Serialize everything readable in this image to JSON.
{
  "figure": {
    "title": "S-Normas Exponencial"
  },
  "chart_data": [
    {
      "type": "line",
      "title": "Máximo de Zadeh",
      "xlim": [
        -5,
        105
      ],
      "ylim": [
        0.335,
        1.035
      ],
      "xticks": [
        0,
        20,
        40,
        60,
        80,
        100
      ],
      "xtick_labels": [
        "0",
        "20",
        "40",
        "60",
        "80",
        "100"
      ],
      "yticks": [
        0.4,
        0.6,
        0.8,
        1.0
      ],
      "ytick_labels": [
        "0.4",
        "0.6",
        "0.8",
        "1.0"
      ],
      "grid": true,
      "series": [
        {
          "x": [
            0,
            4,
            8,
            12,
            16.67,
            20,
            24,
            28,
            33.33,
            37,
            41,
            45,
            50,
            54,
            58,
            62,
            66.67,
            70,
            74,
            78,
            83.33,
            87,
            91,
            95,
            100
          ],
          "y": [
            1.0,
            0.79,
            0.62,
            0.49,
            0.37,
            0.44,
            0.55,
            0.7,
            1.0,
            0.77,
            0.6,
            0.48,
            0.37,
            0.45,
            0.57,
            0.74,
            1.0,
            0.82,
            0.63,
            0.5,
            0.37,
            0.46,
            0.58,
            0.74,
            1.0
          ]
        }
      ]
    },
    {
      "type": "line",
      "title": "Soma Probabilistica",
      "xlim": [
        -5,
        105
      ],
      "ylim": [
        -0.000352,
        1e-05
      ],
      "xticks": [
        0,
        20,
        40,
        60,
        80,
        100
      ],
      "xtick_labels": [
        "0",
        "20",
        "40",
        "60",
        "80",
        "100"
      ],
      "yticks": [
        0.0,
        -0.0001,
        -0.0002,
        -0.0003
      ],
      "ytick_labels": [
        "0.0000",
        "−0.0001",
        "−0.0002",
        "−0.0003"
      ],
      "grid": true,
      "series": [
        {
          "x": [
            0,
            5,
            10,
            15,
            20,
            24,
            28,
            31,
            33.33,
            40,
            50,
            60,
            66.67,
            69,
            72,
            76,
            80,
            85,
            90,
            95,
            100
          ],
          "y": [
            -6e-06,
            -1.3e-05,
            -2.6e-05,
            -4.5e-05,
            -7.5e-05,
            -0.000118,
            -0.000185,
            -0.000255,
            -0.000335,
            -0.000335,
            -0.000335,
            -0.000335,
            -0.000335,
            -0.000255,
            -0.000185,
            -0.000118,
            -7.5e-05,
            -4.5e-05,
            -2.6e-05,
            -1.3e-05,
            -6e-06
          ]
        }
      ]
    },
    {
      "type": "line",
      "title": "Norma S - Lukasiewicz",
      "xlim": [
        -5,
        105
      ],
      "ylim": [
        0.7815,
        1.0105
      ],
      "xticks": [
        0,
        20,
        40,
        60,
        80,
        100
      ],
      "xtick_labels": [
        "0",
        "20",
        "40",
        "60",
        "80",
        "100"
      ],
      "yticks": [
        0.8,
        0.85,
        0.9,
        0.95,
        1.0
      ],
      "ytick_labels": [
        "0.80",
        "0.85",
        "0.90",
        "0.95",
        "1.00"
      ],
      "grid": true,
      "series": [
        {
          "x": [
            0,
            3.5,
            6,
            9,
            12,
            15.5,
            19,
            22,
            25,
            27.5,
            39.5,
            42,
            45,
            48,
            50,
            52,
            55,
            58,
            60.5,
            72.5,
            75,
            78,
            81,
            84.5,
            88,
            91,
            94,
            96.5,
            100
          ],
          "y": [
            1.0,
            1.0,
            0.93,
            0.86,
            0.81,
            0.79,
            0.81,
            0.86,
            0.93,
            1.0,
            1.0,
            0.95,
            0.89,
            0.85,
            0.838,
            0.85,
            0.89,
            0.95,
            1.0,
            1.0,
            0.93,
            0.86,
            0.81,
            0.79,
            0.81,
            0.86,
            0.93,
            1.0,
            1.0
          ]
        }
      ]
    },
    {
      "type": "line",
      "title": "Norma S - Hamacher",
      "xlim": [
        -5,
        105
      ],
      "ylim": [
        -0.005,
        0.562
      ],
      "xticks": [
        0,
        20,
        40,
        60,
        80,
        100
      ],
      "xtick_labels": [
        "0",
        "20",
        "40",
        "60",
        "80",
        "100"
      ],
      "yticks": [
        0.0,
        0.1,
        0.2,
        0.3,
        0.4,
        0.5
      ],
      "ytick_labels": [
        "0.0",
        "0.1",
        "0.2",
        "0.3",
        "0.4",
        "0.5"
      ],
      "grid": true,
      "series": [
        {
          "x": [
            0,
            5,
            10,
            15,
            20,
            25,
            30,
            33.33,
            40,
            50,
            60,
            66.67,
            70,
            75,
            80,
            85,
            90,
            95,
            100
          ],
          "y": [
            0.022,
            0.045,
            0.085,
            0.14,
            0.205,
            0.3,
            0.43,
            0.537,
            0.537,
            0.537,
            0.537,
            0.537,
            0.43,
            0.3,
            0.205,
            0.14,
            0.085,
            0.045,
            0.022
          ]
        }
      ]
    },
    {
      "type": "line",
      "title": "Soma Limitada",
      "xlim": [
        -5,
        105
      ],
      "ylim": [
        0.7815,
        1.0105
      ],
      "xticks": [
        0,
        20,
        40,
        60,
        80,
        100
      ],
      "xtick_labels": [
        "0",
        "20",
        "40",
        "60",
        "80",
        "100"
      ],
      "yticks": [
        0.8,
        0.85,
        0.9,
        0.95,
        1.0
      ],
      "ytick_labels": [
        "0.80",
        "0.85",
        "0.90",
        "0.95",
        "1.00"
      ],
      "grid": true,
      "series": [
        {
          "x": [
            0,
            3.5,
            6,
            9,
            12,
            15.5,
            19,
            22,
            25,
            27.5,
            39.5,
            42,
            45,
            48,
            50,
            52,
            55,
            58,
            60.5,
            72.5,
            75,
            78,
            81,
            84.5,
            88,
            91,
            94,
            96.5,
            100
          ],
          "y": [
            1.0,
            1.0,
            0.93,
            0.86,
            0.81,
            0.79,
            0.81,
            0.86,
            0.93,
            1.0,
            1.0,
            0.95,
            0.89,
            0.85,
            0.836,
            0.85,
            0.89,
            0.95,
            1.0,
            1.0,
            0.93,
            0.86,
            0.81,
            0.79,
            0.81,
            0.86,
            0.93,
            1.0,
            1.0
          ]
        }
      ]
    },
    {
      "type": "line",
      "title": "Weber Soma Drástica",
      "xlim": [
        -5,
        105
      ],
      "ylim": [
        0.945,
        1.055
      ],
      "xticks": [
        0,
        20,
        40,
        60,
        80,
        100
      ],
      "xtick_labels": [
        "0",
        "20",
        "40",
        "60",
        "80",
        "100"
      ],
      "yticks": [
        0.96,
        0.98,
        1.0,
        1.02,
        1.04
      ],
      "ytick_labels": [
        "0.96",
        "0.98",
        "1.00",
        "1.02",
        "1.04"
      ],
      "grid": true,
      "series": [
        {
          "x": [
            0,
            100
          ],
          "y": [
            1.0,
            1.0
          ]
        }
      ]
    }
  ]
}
....................
EXERCISE BRIEF
Make an exact copy of the data above.

RESULT OF THE EXERCISE
Serialize everything readable in this image to JSON.
{
  "figure": {
    "title": "S-Normas Exponencial"
  },
  "chart_data": [
    {
      "type": "line",
      "title": "Máximo de Zadeh",
      "xlim": [
        -5,
        105
      ],
      "ylim": [
        0.335,
        1.035
      ],
      "xticks": [
        0,
        20,
        40,
        60,
        80,
        100
      ],
      "xtick_labels": [
        "0",
        "20",
        "40",
        "60",
        "80",
        "100"
      ],
      "yticks": [
        0.4,
        0.6,
        0.8,
        1.0
      ],
      "ytick_labels": [
        "0.4",
        "0.6",
        "0.8",
        "1.0"
      ],
      "grid": true,
      "series": [
        {
          "x": [
            0,
            4,
            8,
            12,
            16.67,
            20,
            24,
            28,
            33.33,
            37,
            41,
            45,
            50,
            54,
            58,
            62,
            66.67,
            70,
            74,
            78,
            83.33,
            87,
            91,
            95,
            100
          ],
          "y": [
            1.0,
            0.79,
            0.62,
            0.49,
            0.37,
            0.44,
            0.55,
            0.7,
            1.0,
            0.77,
            0.6,
            0.48,
            0.37,
            0.45,
            0.57,
            0.74,
            1.0,
            0.82,
            0.63,
            0.5,
            0.37,
            0.46,
            0.58,
            0.74,
            1.0
          ]
        }
      ]
    },
    {
      "type": "line",
      "title": "Soma Probabilistica",
      "xlim": [
        -5,
        105
      ],
      "ylim": [
        -0.000352,
        1e-05
      ],
      "xticks": [
        0,
        20,
        40,
        60,
        80,
        100
      ],
      "xtick_labels": [
        "0",
        "20",
        "40",
        "60",
        "80",
        "100"
      ],
      "yticks": [
        0.0,
        -0.0001,
        -0.0002,
        -0.0003
      ],
      "ytick_labels": [
        "0.0000",
        "−0.0001",
        "−0.0002",
        "−0.0003"
      ],
      "grid": true,
      "series": [
        {
          "x": [
            0,
            5,
            10,
            15,
            20,
            24,
            28,
            31,
            33.33,
            40,
            50,
            60,
            66.67,
            69,
            72,
            76,
            80,
            85,
            90,
            95,
            100
          ],
          "y": [
            -6e-06,
            -1.3e-05,
            -2.6e-05,
            -4.5e-05,
            -7.5e-05,
            -0.000118,
            -0.000185,
            -0.000255,
            -0.000335,
            -0.000335,
            -0.000335,
            -0.000335,
            -0.000335,
            -0.000255,
            -0.000185,
            -0.000118,
            -7.5e-05,
            -4.5e-05,
            -2.6e-05,
            -1.3e-05,
            -6e-06
          ]
        }
      ]
    },
    {
      "type": "line",
      "title": "Norma S - Lukasiewicz",
      "xlim": [
        -5,
        105
      ],
      "ylim": [
        0.7815,
        1.0105
      ],
      "xticks": [
        0,
        20,
        40,
        60,
        80,
        100
      ],
      "xtick_labels": [
        "0",
        "20",
        "40",
        "60",
        "80",
        "100"
      ],
      "yticks": [
        0.8,
        0.85,
        0.9,
        0.95,
        1.0
      ],
      "ytick_labels": [
        "0.80",
        "0.85",
        "0.90",
        "0.95",
        "1.00"
      ],
      "grid": true,
      "series": [
        {
          "x": [
            0,
            3.5,
            6,
            9,
            12,
            15.5,
            19,
            22,
            25,
            27.5,
            39.5,
            42,
            45,
            48,
            50,
            52,
            55,
            58,
            60.5,
            72.5,
            75,
            78,
            81,
            84.5,
            88,
            91,
            94,
            96.5,
            100
          ],
          "y": [
            1.0,
            1.0,
            0.93,
            0.86,
            0.81,
            0.79,
            0.81,
            0.86,
            0.93,
            1.0,
            1.0,
            0.95,
            0.89,
            0.85,
            0.838,
            0.85,
            0.89,
            0.95,
            1.0,
            1.0,
            0.93,
            0.86,
            0.81,
            0.79,
            0.81,
            0.86,
            0.93,
            1.0,
            1.0
          ]
        }
      ]
    },
    {
      "type": "line",
      "title": "Norma S - Hamacher",
      "xlim": [
        -5,
        105
      ],
      "ylim": [
        -0.005,
        0.562
      ],
      "xticks": [
        0,
        20,
        40,
        60,
        80,
        100
      ],
      "xtick_labels": [
        "0",
        "20",
        "40",
        "60",
        "80",
        "100"
      ],
      "yticks": [
        0.0,
        0.1,
        0.2,
        0.3,
        0.4,
        0.5
      ],
      "ytick_labels": [
        "0.0",
        "0.1",
        "0.2",
        "0.3",
        "0.4",
        "0.5"
      ],
      "grid": true,
      "series": [
        {
          "x": [
            0,
            5,
            10,
            15,
            20,
            25,
            30,
            33.33,
            40,
            50,
            60,
            66.67,
            70,
            75,
            80,
            85,
            90,
            95,
            100
          ],
          "y": [
            0.022,
            0.045,
            0.085,
            0.14,
            0.205,
            0.3,
            0.43,
            0.537,
            0.537,
            0.537,
            0.537,
            0.537,
            0.43,
            0.3,
            0.205,
            0.14,
            0.085,
            0.045,
            0.022
          ]
        }
      ]
    },
    {
      "type": "line",
      "title": "Soma Limitada",
      "xlim": [
        -5,
        105
      ],
      "ylim": [
        0.7815,
        1.0105
      ],
      "xticks": [
        0,
        20,
        40,
        60,
        80,
        100
      ],
      "xtick_labels": [
        "0",
        "20",
        "40",
        "60",
        "80",
        "100"
      ],
      "yticks": [
        0.8,
        0.85,
        0.9,
        0.95,
        1.0
      ],
      "ytick_labels": [
        "0.80",
        "0.85",
        "0.90",
        "0.95",
        "1.00"
      ],
      "grid": true,
      "series": [
        {
          "x": [
            0,
            3.5,
            6,
            9,
            12,
            15.5,
            19,
            22,
            25,
            27.5,
            39.5,
            42,
            45,
            48,
            50,
            52,
            55,
            58,
            60.5,
            72.5,
            75,
            78,
            81,
            84.5,
            88,
            91,
            94,
            96.5,
            100
          ],
          "y": [
            1.0,
            1.0,
            0.93,
            0.86,
            0.81,
            0.79,
            0.81,
            0.86,
            0.93,
            1.0,
            1.0,
            0.95,
            0.89,
            0.85,
            0.836,
            0.85,
            0.89,
            0.95,
            1.0,
            1.0,
            0.93,
            0.86,
            0.81,
            0.79,
            0.81,
            0.86,
            0.93,
            1.0,
            1.0
          ]
        }
      ]
    },
    {
      "type": "line",
      "title": "Weber Soma Drástica",
      "xlim": [
        -5,
        105
      ],
      "ylim": [
        0.945,
        1.055
      ],
      "xticks": [
        0,
        20,
        40,
        60,
        80,
        100
      ],
      "xtick_labels": [
        "0",
        "20",
        "40",
        "60",
        "80",
        "100"
      ],
      "yticks": [
        0.96,
        0.98,
        1.0,
        1.02,
        1.04
      ],
      "ytick_labels": [
        "0.96",
        "0.98",
        "1.00",
        "1.02",
        "1.04"
      ],
      "grid": true,
      "series": [
        {
          "x": [
            0,
            100
          ],
          "y": [
            1.0,
            1.0
          ]
        }
      ]
    }
  ]
}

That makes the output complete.